§ **正文**
====

「韦森:未来经济可持续增长空间在哪里」正文
从经济发展阶段来看,中国还处于上升期,这是2008年全球经济衰退发生后中国经济仍有一个较高增长率的主要原因。目前中国的GDP按现有汇率计算超过日本是一个节点,以后也会继续超过日本。但是,中国人均GDP还有很大距离:日本人均GDP已经超过3万美元,而中国人均GDP才4000美元左右,从数字上来看中国经济还有一个很大的成长空间。对经济增长,要记住:只有科学技术进步、市场扩大、分工深化和企业家的创新才是持续的增长动力。
国际经济形势显示,美国经济复苏的前景并不明朗。从目前来看,美国经济二次探底不一定发生,但认为这场世界性经济危机就这么过去了,还不现实。按照熊彼特的商业周期理论,人类进入近现代社会以来,每一长波经济增长,都是一波科技革命所推动的。第一次和第二次产业革命,都导致一波很长的经济增长,而50年代以核能和航空航天技术又及IT技术为代表的第三次科技革命,其实都是改变人类生产生活方式的革命,都促进了人类经济的大发展。如今这场世界衰退,从表层看,好象是从金融风暴引起的,但际上是第三次科技所推动经济增长的潜能已经发挥殆尽的结果。按照这个理论,在能真正改变人类生活方式的新的科技到来之前,西方发达国家乃至全球经济将进会入一个非常漫长的恢复期。当然,就2009年下半年以来全球经济的增长格局来看,中国、印度以及一些亚洲、非洲甚至一些拉美国家在未来都有较快的经济增长速度,但这并不能改变全球经济面临着一个较长时间的复苏期这一点。

====

§ **记录内容**
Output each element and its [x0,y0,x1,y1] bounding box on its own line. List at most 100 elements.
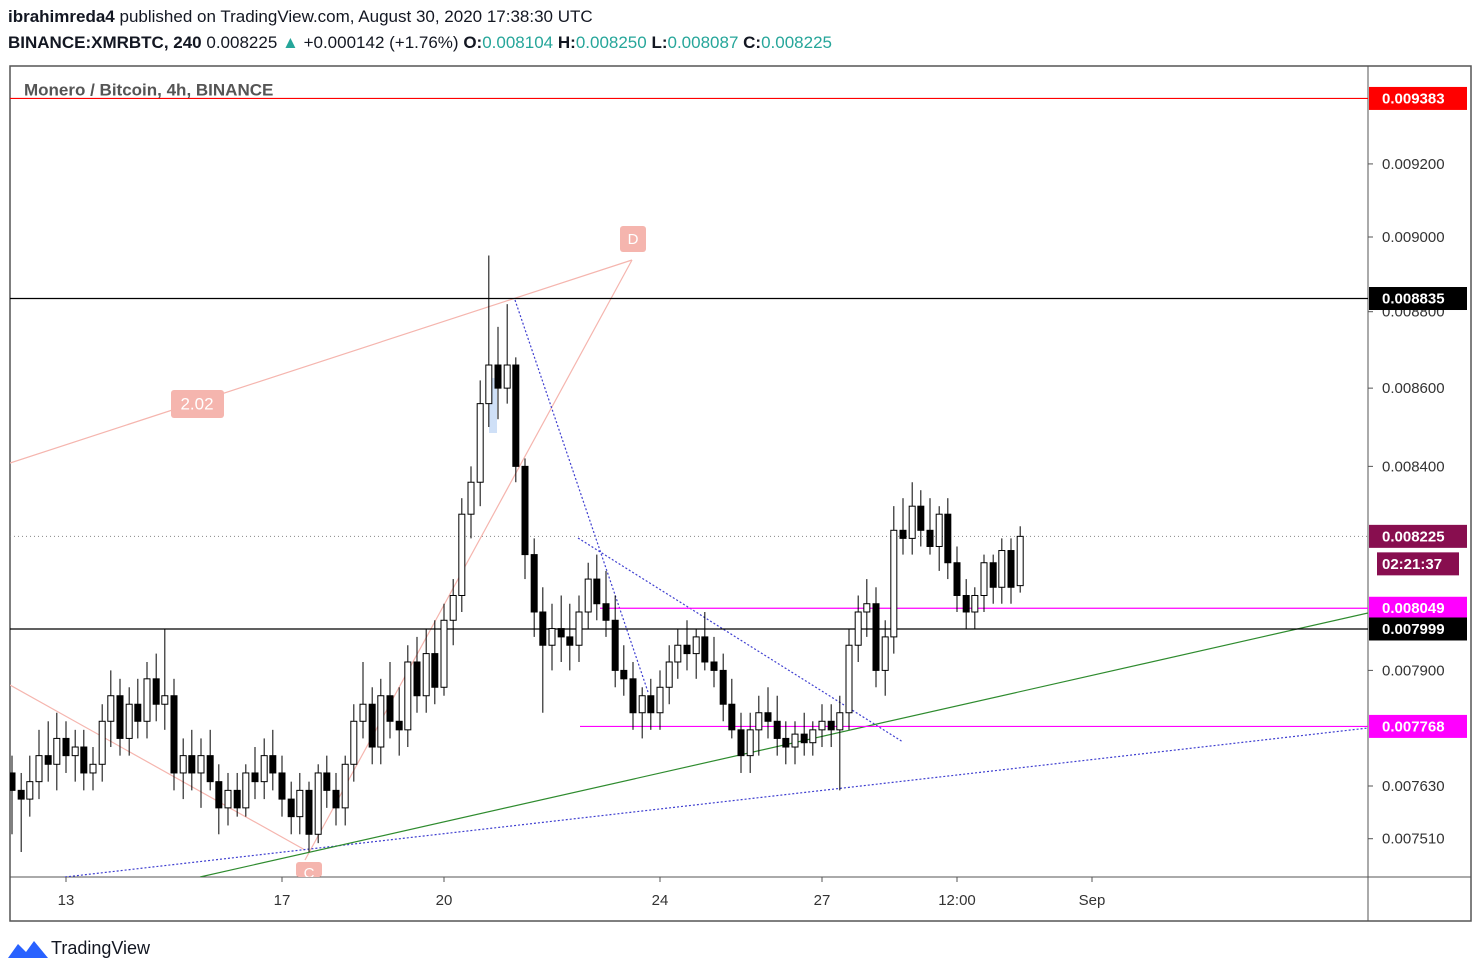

====

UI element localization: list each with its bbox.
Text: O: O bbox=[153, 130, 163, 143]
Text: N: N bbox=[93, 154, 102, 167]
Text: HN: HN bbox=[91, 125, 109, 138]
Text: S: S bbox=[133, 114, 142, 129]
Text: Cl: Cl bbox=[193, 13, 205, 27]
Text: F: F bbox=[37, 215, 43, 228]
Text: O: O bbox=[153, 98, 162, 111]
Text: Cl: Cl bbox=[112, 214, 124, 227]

====

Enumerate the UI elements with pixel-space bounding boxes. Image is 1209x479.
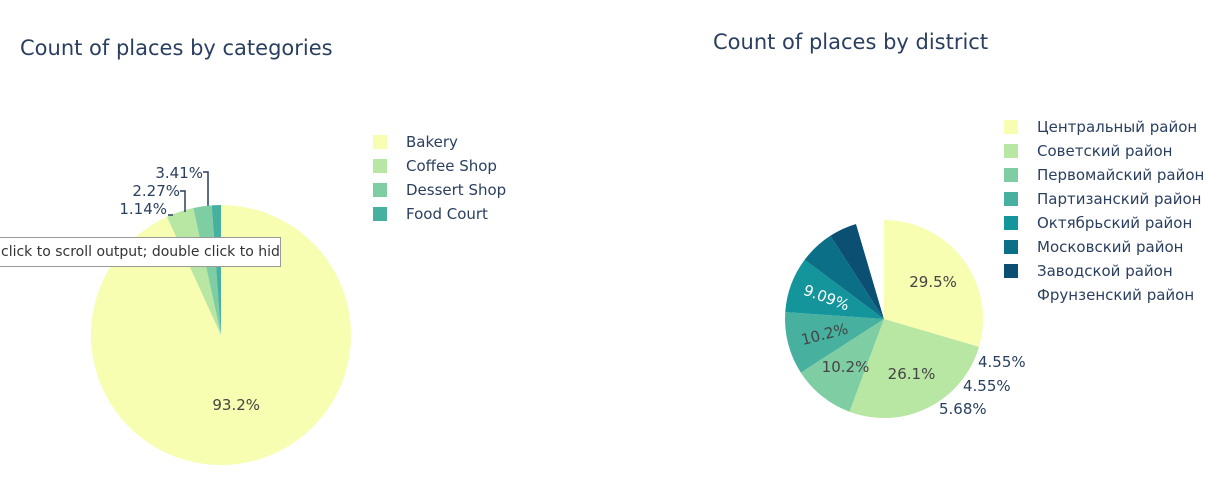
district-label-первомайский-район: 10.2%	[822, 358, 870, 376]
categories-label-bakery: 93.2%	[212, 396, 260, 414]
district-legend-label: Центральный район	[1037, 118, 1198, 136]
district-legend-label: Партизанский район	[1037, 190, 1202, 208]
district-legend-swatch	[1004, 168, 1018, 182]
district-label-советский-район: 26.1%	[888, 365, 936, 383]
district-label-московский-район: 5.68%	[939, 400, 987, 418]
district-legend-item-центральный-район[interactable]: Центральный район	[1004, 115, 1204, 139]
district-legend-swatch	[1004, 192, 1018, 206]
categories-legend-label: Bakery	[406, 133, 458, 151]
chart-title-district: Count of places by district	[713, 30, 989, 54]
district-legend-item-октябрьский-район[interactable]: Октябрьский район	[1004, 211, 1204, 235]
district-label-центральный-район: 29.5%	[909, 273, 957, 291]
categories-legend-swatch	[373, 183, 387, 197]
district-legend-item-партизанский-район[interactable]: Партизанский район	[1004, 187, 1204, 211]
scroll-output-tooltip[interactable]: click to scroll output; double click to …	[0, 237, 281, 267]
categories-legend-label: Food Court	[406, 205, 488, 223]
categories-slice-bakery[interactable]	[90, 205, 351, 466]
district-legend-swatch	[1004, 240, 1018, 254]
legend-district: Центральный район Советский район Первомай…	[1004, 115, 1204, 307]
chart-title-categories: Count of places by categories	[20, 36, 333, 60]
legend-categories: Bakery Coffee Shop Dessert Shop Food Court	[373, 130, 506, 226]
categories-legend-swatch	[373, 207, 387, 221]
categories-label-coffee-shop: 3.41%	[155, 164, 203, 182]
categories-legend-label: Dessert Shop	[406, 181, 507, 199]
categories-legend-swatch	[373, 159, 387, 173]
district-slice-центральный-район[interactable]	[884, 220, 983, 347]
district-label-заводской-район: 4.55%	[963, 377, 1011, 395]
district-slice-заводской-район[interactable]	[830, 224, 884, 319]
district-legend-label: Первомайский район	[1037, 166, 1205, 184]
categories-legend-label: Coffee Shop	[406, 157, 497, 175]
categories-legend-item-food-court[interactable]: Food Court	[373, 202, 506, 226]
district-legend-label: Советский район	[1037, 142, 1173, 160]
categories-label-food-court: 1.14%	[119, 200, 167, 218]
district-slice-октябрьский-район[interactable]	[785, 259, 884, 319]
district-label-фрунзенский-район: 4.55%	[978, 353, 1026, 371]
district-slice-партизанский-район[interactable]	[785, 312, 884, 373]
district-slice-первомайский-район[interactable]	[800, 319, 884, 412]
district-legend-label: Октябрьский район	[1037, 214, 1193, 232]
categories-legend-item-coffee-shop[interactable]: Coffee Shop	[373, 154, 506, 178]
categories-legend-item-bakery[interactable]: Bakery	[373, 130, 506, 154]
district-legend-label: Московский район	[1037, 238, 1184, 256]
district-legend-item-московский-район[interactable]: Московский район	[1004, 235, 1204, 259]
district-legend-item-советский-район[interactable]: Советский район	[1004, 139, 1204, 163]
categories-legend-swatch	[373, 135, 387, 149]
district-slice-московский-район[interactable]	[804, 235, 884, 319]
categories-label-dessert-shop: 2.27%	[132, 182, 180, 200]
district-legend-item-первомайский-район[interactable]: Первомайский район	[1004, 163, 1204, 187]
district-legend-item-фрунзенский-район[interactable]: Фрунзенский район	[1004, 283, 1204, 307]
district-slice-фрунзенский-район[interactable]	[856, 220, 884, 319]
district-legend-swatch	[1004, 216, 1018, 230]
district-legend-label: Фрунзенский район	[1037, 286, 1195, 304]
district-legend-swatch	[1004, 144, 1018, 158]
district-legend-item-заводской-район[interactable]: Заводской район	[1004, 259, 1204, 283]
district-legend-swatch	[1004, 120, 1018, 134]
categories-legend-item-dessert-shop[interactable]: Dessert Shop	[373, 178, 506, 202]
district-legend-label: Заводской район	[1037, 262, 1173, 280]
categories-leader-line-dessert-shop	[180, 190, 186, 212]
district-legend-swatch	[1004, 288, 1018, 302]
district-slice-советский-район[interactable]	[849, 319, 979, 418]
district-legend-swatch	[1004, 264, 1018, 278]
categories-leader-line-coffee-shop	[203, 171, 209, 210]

====

§ **任务目标**
根据关于中国经济增长空间的正文，日本人均GDP已超过多少美元？ 作答时无需参考上述记录。

§ **回答**
已超过3万美元。